__PROBLEM TO SOLVE__. Locate the lines where "порогом" occurs and copy them as they stand.

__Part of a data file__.

────────────────────

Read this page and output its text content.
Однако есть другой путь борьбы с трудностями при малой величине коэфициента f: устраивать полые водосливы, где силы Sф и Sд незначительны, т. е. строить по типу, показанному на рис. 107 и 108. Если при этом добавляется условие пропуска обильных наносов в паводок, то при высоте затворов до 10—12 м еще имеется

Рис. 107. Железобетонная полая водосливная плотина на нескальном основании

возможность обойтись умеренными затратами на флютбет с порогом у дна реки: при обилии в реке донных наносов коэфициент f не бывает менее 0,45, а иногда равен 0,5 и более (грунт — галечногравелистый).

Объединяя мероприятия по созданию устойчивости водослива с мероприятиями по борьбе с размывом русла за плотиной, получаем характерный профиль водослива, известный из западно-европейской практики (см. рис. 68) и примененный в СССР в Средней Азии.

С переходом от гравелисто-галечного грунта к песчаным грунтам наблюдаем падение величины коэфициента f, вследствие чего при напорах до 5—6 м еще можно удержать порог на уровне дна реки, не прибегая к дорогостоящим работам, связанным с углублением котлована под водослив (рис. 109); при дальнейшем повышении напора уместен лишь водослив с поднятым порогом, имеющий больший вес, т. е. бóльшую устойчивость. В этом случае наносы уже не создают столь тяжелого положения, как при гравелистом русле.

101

────────────────────

__SOLUTION TO THE PROBLEM__.
возможность обойтись умеренными затратами на флютбет с порогом у дна реки: при обилии в реке донных наносов коэфициент f не бывает менее 0,45, а иногда равен 0,5 и более (грунт — галечногравелистый).
С переходом от гравелисто-галечного грунта к песчаным грунтам наблюдаем падение величины коэфициента f, вследствие чего при напорах до 5—6 м еще можно удержать порог на уровне дна реки, не прибегая к дорогостоящим работам, связанным с углублением котлована под водослив (рис. 109); при дальнейшем повышении напора уместен лишь водослив с поднятым порогом, имеющий больший вес, т. е. бóльшую устойчивость. В этом случае наносы уже не создают столь тяжелого положения, как при гравелистом русле.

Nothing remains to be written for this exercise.